## Start MATERIAL PROVIDED
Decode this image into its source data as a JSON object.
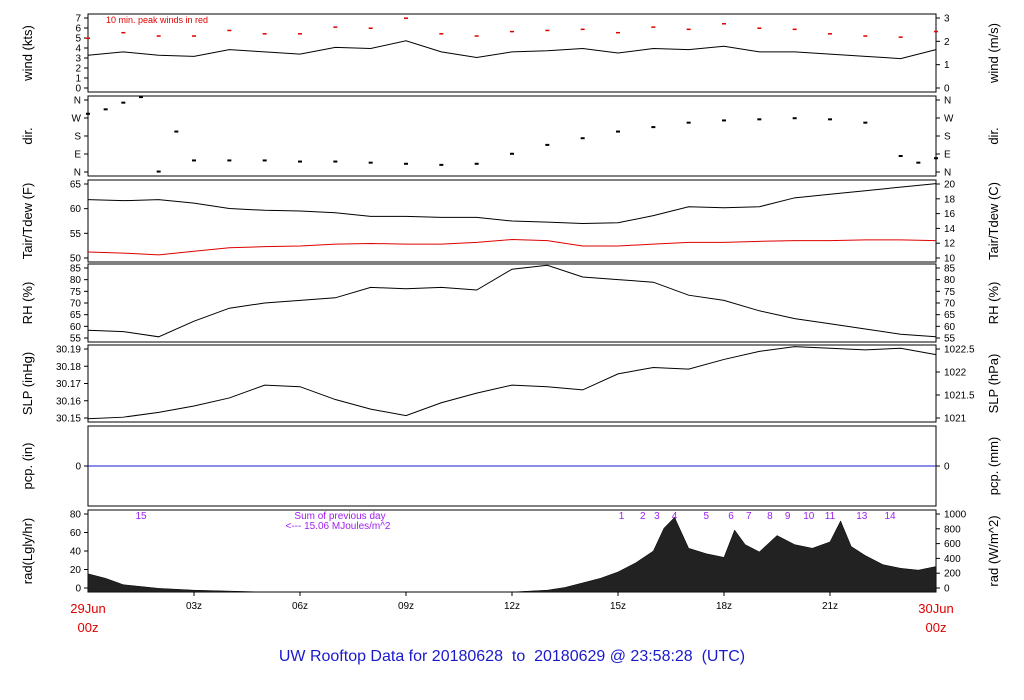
{
  "chart_data": [
    {
      "type": "line",
      "panel": "wind",
      "ylabel_left": "wind (kts)",
      "ylabel_right": "wind (m/s)",
      "ylim": [
        0,
        7
      ],
      "yticks_left": [
        "0",
        "1",
        "2",
        "3",
        "4",
        "5",
        "6",
        "7"
      ],
      "yticks_right": [
        "0",
        "1",
        "2",
        "3"
      ],
      "annotation": "10 min. peak winds in red",
      "series": [
        {
          "color": "#000000",
          "x": [
            0,
            1,
            2,
            3,
            4,
            5,
            6,
            7,
            8,
            9,
            10,
            11,
            12,
            13,
            14,
            15,
            16,
            17,
            18,
            19,
            20,
            21,
            22,
            23,
            24
          ],
          "values": [
            3.3,
            3.6,
            3.3,
            3.2,
            3.8,
            3.6,
            3.4,
            4.0,
            3.9,
            4.6,
            3.6,
            3.1,
            3.6,
            3.7,
            3.9,
            3.5,
            3.9,
            3.8,
            4.1,
            3.6,
            3.6,
            3.4,
            3.2,
            3.0,
            3.8
          ]
        },
        {
          "color": "#e00000",
          "x": [
            0,
            1,
            2,
            3,
            4,
            5,
            6,
            7,
            8,
            9,
            10,
            11,
            12,
            13,
            14,
            15,
            16,
            17,
            18,
            19,
            20,
            21,
            22,
            23,
            24
          ],
          "values": [
            4.8,
            5.3,
            5.0,
            5.0,
            5.5,
            5.2,
            5.2,
            5.8,
            5.7,
            6.6,
            5.2,
            5.0,
            5.4,
            5.5,
            5.6,
            5.3,
            5.8,
            5.6,
            6.1,
            5.7,
            5.6,
            5.2,
            5.0,
            4.9,
            5.4
          ]
        }
      ]
    },
    {
      "type": "scatter",
      "panel": "dir",
      "ylabel_left": "dir.",
      "ylabel_right": "dir.",
      "yticks_left": [
        "N",
        "E",
        "S",
        "W",
        "N"
      ],
      "yticks_right": [
        "N",
        "E",
        "S",
        "W",
        "N"
      ],
      "x": [
        0,
        0.5,
        1,
        1.5,
        2,
        2.5,
        3,
        4,
        5,
        6,
        7,
        8,
        9,
        10,
        11,
        12,
        13,
        14,
        15,
        16,
        17,
        18,
        19,
        20,
        21,
        22,
        23,
        23.5,
        24
      ],
      "values": [
        280,
        300,
        330,
        355,
        20,
        200,
        70,
        70,
        70,
        65,
        65,
        60,
        55,
        50,
        55,
        100,
        140,
        170,
        200,
        220,
        240,
        250,
        255,
        260,
        255,
        240,
        90,
        60,
        80
      ]
    },
    {
      "type": "line",
      "panel": "temp",
      "ylabel_left": "Tair/Tdew (F)",
      "ylabel_right": "Tair/Tdew (C)",
      "ylim": [
        47,
        70
      ],
      "yticks_left": [
        "50",
        "55",
        "60",
        "65"
      ],
      "yticks_right": [
        "10",
        "12",
        "14",
        "16",
        "18",
        "20"
      ],
      "series": [
        {
          "color": "#000000",
          "x": [
            0,
            1,
            2,
            3,
            4,
            5,
            6,
            7,
            8,
            9,
            10,
            11,
            12,
            13,
            14,
            15,
            16,
            17,
            18,
            19,
            20,
            21,
            22,
            23,
            24
          ],
          "values": [
            64.5,
            64.2,
            64.5,
            63.5,
            62.0,
            61.5,
            61.3,
            60.8,
            59.8,
            59.8,
            59.5,
            59.5,
            58.5,
            58.2,
            57.8,
            58.0,
            60.0,
            62.5,
            62.2,
            62.5,
            65.0,
            66.0,
            67.0,
            68.0,
            69.0
          ]
        },
        {
          "color": "#e00000",
          "x": [
            0,
            1,
            2,
            3,
            4,
            5,
            6,
            7,
            8,
            9,
            10,
            11,
            12,
            13,
            14,
            15,
            16,
            17,
            18,
            19,
            20,
            21,
            22,
            23,
            24
          ],
          "values": [
            49.8,
            49.5,
            49.0,
            50.0,
            51.0,
            51.3,
            51.5,
            52.0,
            52.2,
            52.0,
            52.0,
            52.5,
            53.3,
            53.0,
            51.5,
            51.5,
            52.0,
            52.5,
            52.5,
            52.8,
            53.0,
            53.0,
            53.2,
            53.2,
            53.0
          ]
        }
      ]
    },
    {
      "type": "line",
      "panel": "rh",
      "ylabel_left": "RH (%)",
      "ylabel_right": "RH (%)",
      "ylim": [
        55,
        85
      ],
      "yticks_left": [
        "55",
        "60",
        "65",
        "70",
        "75",
        "80",
        "85"
      ],
      "yticks_right": [
        "55",
        "60",
        "65",
        "70",
        "75",
        "80",
        "85"
      ],
      "series": [
        {
          "color": "#000000",
          "x": [
            0,
            1,
            2,
            3,
            4,
            5,
            6,
            7,
            8,
            9,
            10,
            11,
            12,
            13,
            14,
            15,
            16,
            17,
            18,
            19,
            20,
            21,
            22,
            23,
            24
          ],
          "values": [
            59.5,
            59.0,
            57.0,
            63.0,
            68.0,
            70.0,
            71.0,
            72.0,
            76.0,
            75.5,
            76.0,
            75.0,
            83.0,
            84.5,
            80.0,
            79.0,
            78.0,
            73.0,
            71.0,
            67.0,
            64.0,
            62.0,
            60.0,
            58.0,
            57.0
          ]
        }
      ]
    },
    {
      "type": "line",
      "panel": "slp",
      "ylabel_left": "SLP (inHg)",
      "ylabel_right": "SLP (hPa)",
      "ylim": [
        30.148,
        30.196
      ],
      "yticks_left": [
        "30.15",
        "30.16",
        "30.17",
        "30.18",
        "30.19"
      ],
      "yticks_right": [
        "1021",
        "1021.5",
        "1022",
        "1022.5"
      ],
      "series": [
        {
          "color": "#000000",
          "x": [
            0,
            1,
            2,
            3,
            4,
            5,
            6,
            7,
            8,
            9,
            10,
            11,
            12,
            13,
            14,
            15,
            16,
            17,
            18,
            19,
            20,
            21,
            22,
            23,
            24
          ],
          "values": [
            30.15,
            30.151,
            30.154,
            30.158,
            30.163,
            30.171,
            30.17,
            30.162,
            30.156,
            30.152,
            30.16,
            30.166,
            30.171,
            30.17,
            30.168,
            30.178,
            30.182,
            30.181,
            30.187,
            30.192,
            30.195,
            30.194,
            30.193,
            30.194,
            30.19
          ]
        }
      ]
    },
    {
      "type": "line",
      "panel": "pcp",
      "ylabel_left": "pcp. (in)",
      "ylabel_right": "pcp. (mm)",
      "yticks_left": [
        "0"
      ],
      "yticks_right": [
        "0"
      ],
      "series": [
        {
          "color": "#1a1acc",
          "x": [
            0,
            24
          ],
          "values": [
            0,
            0
          ]
        }
      ]
    },
    {
      "type": "area",
      "panel": "rad",
      "ylabel_left": "rad(Lgly/hr)",
      "ylabel_right": "rad (W/m^2)",
      "ylim": [
        0,
        90
      ],
      "yticks_left": [
        "0",
        "20",
        "40",
        "60",
        "80"
      ],
      "yticks_right": [
        "0",
        "200",
        "400",
        "600",
        "800",
        "1000"
      ],
      "hour_labels": [
        "15",
        "1",
        "2",
        "3",
        "4",
        "5",
        "6",
        "7",
        "8",
        "9",
        "10",
        "11",
        "13",
        "14"
      ],
      "hour_label_x": [
        1.5,
        15.1,
        15.7,
        16.1,
        16.6,
        17.5,
        18.2,
        18.7,
        19.3,
        19.8,
        20.4,
        21.0,
        21.9,
        22.7
      ],
      "sum_label_1": "Sum of previous day",
      "sum_label_2": "<--- 15.06 MJoules/m^2",
      "series": [
        {
          "color": "#000000",
          "x": [
            0,
            0.5,
            1,
            2,
            3,
            4,
            5,
            6,
            7,
            8,
            9,
            10,
            11,
            12,
            13,
            13.5,
            14,
            14.5,
            15,
            15.5,
            16,
            16.3,
            16.6,
            17,
            17.5,
            18,
            18.3,
            18.6,
            19,
            19.5,
            20,
            20.5,
            21,
            21.3,
            21.6,
            22,
            22.5,
            23,
            23.5,
            24
          ],
          "values": [
            20,
            15,
            8,
            4,
            2,
            1,
            0,
            0,
            0,
            0,
            0,
            0,
            0,
            0,
            2,
            5,
            10,
            15,
            22,
            32,
            45,
            70,
            82,
            48,
            42,
            38,
            68,
            52,
            44,
            62,
            52,
            48,
            55,
            78,
            50,
            40,
            30,
            26,
            24,
            28
          ]
        }
      ]
    }
  ],
  "xaxis": {
    "tick_labels": [
      "03z",
      "06z",
      "09z",
      "12z",
      "15z",
      "18z",
      "21z"
    ],
    "start_date": "29Jun",
    "start_time": "00z",
    "end_date": "30Jun",
    "end_time": "00z"
  },
  "footer_title": "UW Rooftop Data for 20180628  to  20180629 @ 23:58:28  (UTC)"
}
## End MATERIAL PROVIDED
▶ [TASK REQUIREMENTS]: Above are the records. Copy every line in them holding "Tdew".

▶ [COMPLETE RESPONSE]:
      "ylabel_left": "Tair/Tdew (F)",
      "ylabel_right": "Tair/Tdew (C)",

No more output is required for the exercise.